Work required: Pick out the lines below that contain the string "words" and copy them all.

Rows from a dataset:
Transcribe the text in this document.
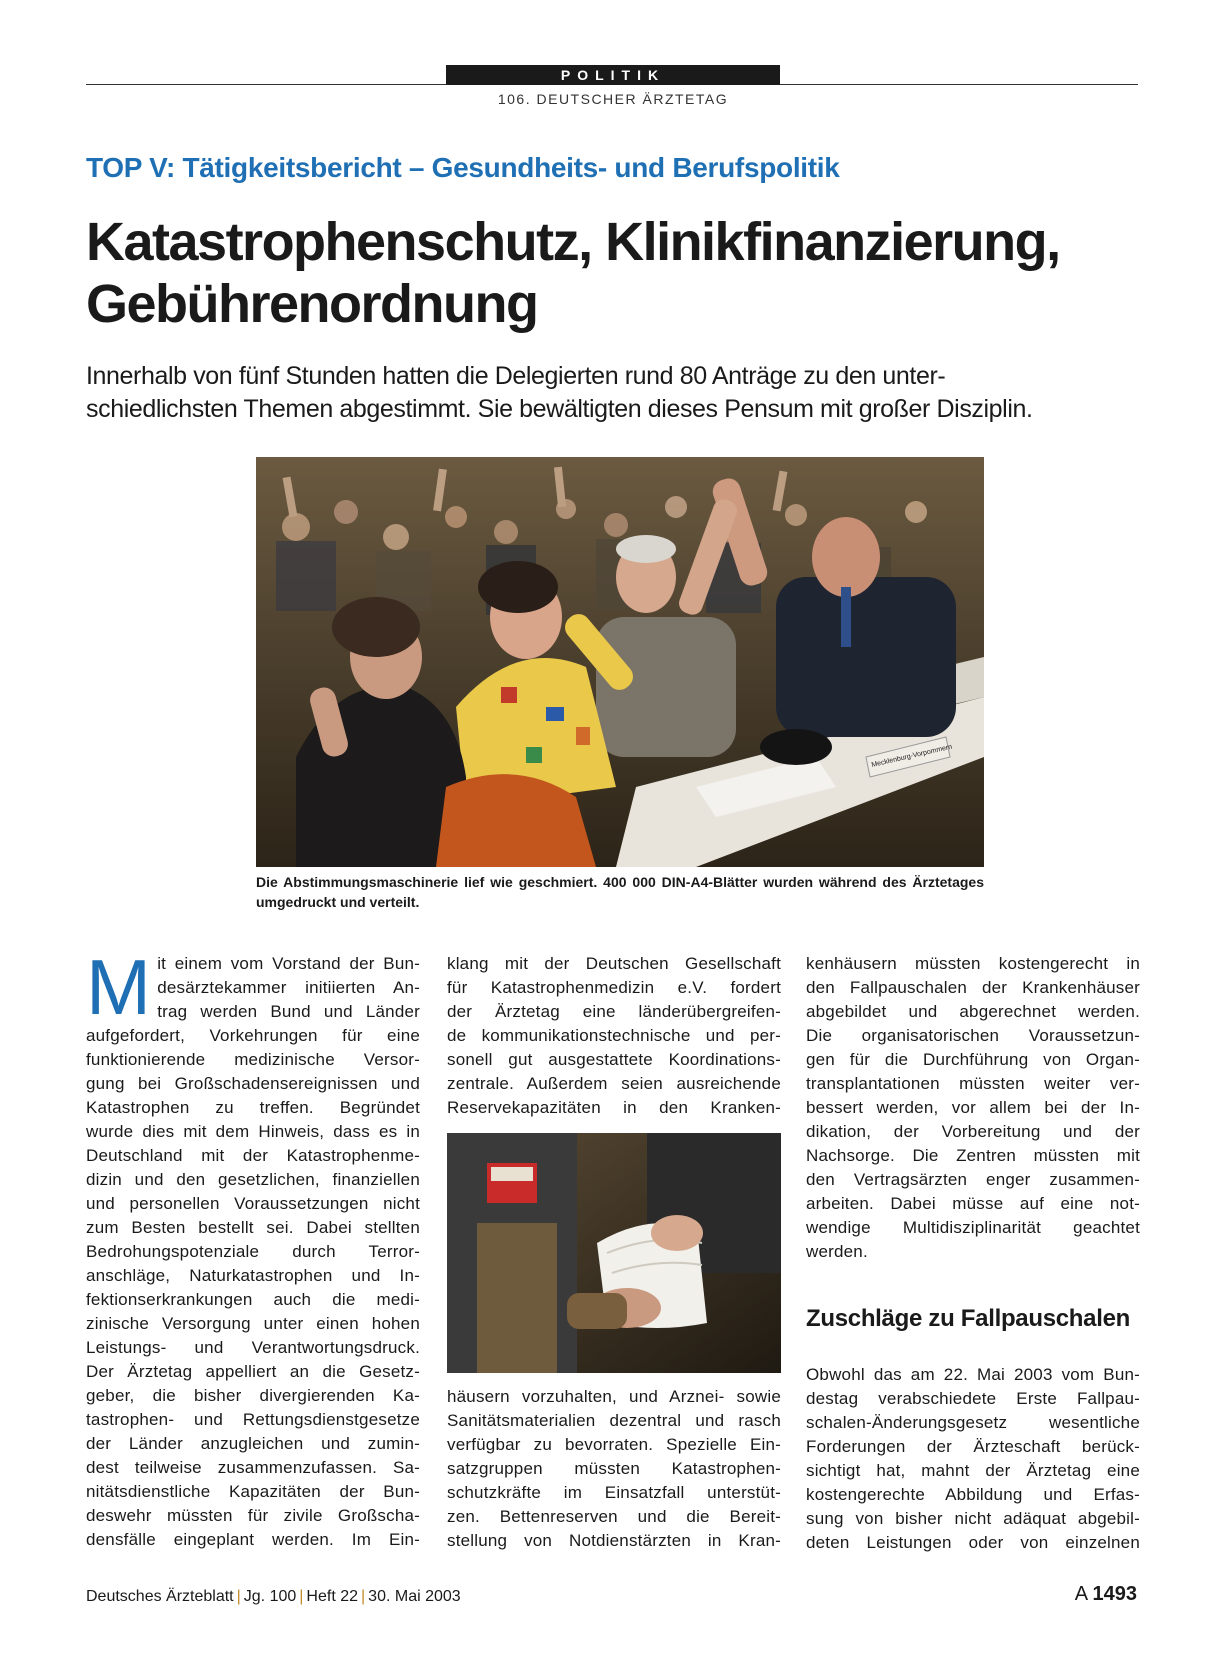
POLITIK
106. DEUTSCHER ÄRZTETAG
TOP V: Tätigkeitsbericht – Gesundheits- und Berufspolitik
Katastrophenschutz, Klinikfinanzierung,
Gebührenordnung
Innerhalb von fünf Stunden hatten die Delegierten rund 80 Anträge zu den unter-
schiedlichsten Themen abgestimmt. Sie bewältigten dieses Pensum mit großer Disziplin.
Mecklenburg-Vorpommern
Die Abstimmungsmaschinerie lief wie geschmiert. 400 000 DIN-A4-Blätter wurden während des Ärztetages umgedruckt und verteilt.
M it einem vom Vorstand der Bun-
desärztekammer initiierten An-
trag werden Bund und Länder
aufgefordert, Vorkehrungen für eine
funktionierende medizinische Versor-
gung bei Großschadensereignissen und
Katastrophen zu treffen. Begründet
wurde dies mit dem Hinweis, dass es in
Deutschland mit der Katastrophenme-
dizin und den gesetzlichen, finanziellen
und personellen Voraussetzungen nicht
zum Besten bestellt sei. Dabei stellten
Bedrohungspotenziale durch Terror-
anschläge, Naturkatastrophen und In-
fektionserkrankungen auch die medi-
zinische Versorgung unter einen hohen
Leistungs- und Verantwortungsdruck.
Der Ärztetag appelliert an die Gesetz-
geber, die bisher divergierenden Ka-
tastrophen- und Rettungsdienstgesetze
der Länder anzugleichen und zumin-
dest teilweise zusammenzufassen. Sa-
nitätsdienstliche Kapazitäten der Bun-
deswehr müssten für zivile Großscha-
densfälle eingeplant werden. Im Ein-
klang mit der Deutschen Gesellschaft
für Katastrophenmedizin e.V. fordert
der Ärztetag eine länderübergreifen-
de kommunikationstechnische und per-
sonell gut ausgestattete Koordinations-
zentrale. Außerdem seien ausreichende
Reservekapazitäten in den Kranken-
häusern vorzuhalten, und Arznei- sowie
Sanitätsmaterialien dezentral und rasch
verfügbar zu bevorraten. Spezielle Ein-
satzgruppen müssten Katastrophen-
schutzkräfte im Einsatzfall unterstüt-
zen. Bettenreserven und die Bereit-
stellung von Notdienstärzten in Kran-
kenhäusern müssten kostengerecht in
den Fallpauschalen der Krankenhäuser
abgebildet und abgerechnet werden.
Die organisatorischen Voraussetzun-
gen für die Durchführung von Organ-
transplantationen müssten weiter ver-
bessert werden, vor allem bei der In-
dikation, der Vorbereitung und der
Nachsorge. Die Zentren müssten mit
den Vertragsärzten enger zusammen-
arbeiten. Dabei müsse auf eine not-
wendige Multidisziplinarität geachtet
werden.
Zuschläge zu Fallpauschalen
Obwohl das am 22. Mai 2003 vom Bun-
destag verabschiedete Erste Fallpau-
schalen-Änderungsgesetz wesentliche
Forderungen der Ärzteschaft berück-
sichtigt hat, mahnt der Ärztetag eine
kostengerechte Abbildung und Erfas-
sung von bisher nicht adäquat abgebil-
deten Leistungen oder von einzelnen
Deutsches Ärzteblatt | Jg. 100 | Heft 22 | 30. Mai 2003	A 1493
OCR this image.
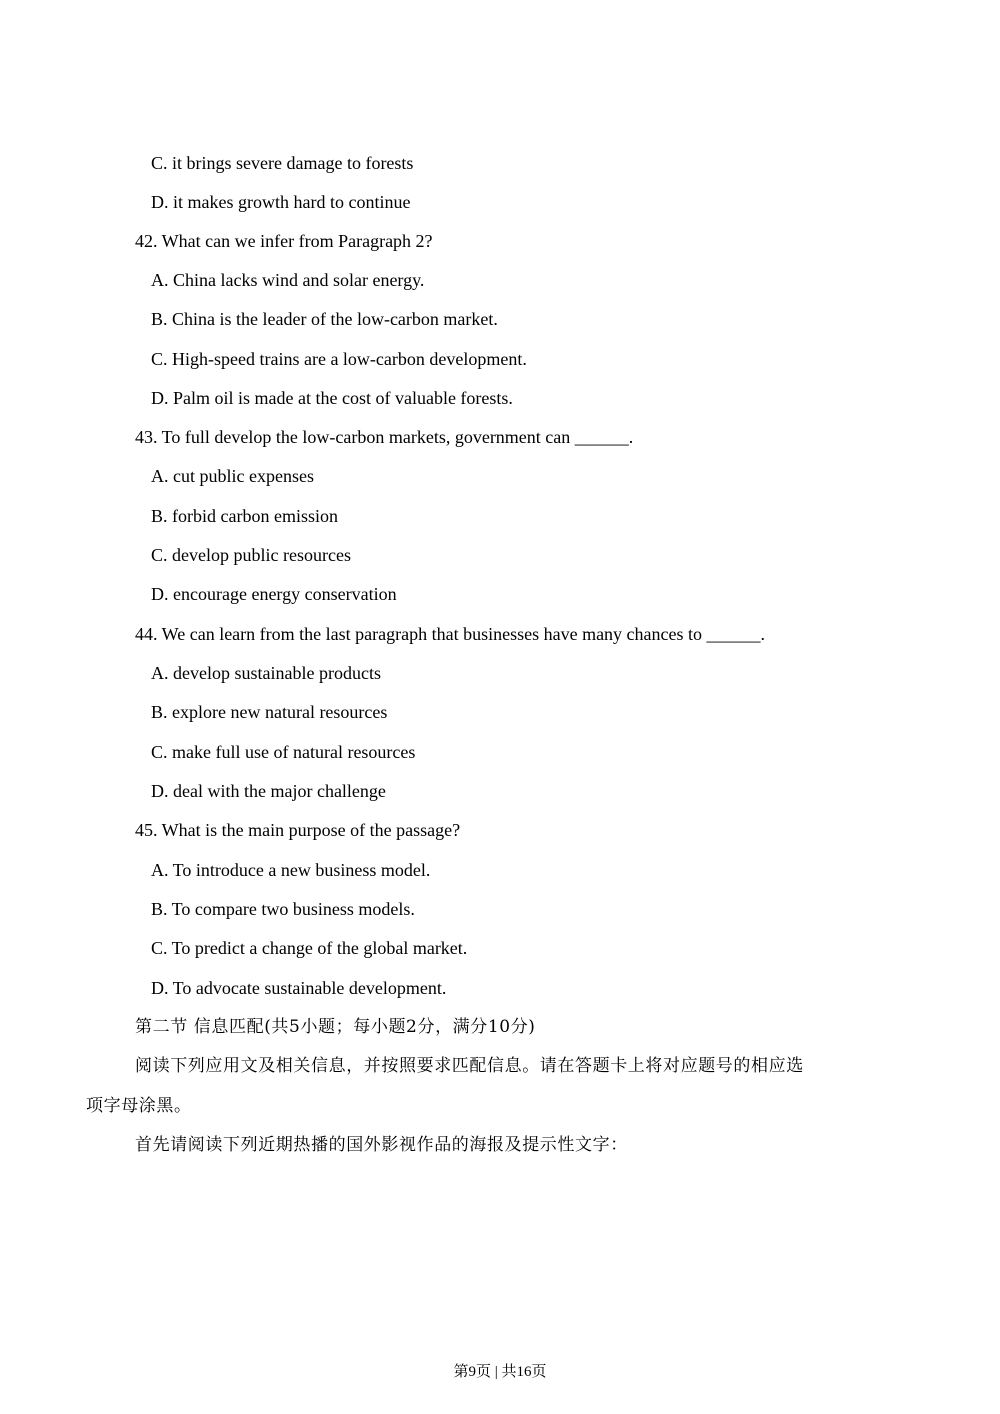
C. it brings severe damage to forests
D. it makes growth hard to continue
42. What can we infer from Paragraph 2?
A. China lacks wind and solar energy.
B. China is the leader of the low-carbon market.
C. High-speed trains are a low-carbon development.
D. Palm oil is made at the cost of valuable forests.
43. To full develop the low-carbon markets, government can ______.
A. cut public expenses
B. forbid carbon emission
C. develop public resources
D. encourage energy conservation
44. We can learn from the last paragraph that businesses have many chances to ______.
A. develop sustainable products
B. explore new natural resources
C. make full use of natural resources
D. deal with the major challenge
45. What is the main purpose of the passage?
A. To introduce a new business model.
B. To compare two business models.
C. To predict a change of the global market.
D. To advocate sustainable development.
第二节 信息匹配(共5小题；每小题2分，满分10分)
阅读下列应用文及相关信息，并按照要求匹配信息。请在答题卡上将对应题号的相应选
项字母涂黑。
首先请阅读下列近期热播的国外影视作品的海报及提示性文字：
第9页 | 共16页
==
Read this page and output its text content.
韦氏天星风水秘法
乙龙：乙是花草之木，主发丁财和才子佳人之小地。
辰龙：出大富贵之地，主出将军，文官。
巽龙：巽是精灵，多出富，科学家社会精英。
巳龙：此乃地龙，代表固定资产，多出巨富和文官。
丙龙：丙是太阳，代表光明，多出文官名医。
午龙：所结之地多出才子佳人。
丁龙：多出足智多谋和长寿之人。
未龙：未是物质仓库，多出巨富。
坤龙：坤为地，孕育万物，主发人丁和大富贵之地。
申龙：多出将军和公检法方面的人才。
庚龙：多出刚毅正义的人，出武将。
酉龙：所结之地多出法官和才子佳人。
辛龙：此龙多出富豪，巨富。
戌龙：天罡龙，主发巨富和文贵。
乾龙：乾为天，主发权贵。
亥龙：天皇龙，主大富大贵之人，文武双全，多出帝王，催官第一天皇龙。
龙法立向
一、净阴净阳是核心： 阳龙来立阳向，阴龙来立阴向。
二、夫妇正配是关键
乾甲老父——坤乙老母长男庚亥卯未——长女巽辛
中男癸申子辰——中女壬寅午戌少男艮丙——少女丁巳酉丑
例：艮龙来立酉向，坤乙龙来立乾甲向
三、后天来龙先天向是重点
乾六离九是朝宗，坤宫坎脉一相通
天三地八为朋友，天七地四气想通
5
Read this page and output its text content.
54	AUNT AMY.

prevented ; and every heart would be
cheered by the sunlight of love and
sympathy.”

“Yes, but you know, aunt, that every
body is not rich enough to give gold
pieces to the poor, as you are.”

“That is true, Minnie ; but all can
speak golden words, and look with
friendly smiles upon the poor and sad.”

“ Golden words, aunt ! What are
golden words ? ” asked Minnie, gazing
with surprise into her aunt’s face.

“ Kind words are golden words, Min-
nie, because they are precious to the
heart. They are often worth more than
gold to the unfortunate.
* * *
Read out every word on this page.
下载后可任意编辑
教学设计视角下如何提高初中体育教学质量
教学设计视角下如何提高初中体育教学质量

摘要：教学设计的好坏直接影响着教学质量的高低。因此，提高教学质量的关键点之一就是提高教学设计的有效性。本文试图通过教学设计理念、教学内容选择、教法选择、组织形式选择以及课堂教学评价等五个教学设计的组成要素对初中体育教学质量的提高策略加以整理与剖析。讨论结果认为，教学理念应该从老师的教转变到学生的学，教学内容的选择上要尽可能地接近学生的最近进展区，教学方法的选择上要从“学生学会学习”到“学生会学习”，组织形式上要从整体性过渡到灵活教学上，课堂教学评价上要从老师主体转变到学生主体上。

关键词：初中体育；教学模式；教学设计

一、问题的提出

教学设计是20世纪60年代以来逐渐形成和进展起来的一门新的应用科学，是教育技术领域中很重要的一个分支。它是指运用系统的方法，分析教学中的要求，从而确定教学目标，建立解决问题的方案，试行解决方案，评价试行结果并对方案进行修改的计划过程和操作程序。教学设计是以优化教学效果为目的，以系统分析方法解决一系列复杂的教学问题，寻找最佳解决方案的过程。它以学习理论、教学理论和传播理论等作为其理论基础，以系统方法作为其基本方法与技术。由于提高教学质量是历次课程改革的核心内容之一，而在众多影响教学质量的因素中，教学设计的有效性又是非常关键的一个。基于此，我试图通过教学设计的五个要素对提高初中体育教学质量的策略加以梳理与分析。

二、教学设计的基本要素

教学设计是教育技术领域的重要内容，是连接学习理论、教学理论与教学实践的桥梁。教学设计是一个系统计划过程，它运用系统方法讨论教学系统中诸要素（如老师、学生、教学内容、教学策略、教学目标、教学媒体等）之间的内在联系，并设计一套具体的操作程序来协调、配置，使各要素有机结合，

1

Written response:
speak golden words, and look with
“ Golden words, aunt ! What are
golden words ? ” asked Minnie, gazing
“ Kind words are golden words, Min-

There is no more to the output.